GIVEN REQUEST –
Transcribe everything in the data word for word. Pictures are left out.

"""

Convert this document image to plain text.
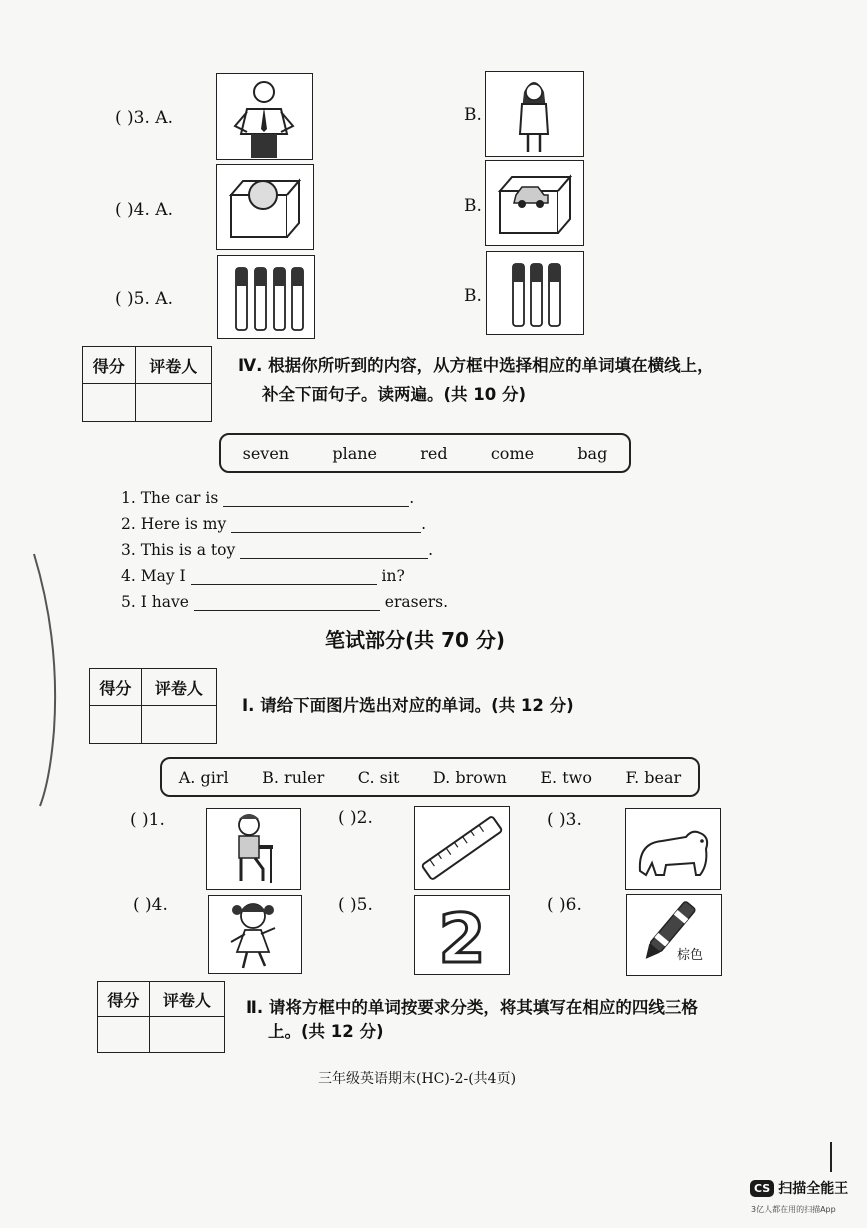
( )3. A.	B.
( )4. A.	B.
( )5. A.	B.
得分	评卷人
	Ⅳ. 根据你所听到的内容，从方框中选择相应的单词填在横线上，
补全下面句子。读两遍。(共 10 分)
seven	plane	red	come	bag
1. The car is	.
2. Here is my	.
3. This is a toy	.
4. May I	in?
5. I have	erasers.
笔试部分(共 70 分)
得分	评卷人

Ⅰ. 请给下面图片选出对应的单词。(共 12 分)
A. girl B. ruler C. sit D. brown E. two F. bear
( )1.	( )2.	( )3.
( )4.	( )5. 2	( )6.
棕色
得分	评卷人
	Ⅱ. 请将方框中的单词按要求分类，将其填写在相应的四线三格
上。(共 12 分)
三年级英语期末(HC)-2-(共4页)
CS 扫描全能王
3亿人都在用的扫描App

"""

EXERCISE SOLUTION –
Convert this document image to plain text.
( )3. A.	B.
( )4. A.	B.
( )5. A.	B.
得分	评卷人
	Ⅳ. 根据你所听到的内容，从方框中选择相应的单词填在横线上，
补全下面句子。读两遍。(共 10 分)
seven	plane	red	come	bag
1. The car is	.
2. Here is my	.
3. This is a toy	.
4. May I	in?
5. I have	erasers.
笔试部分(共 70 分)
得分	评卷人

Ⅰ. 请给下面图片选出对应的单词。(共 12 分)
A. girl B. ruler C. sit D. brown E. two F. bear
( )1.	( )2.	( )3.
( )4.	( )5. 2	( )6.
棕色
得分	评卷人
	Ⅱ. 请将方框中的单词按要求分类，将其填写在相应的四线三格
上。(共 12 分)
三年级英语期末(HC)-2-(共4页)
CS 扫描全能王
3亿人都在用的扫描App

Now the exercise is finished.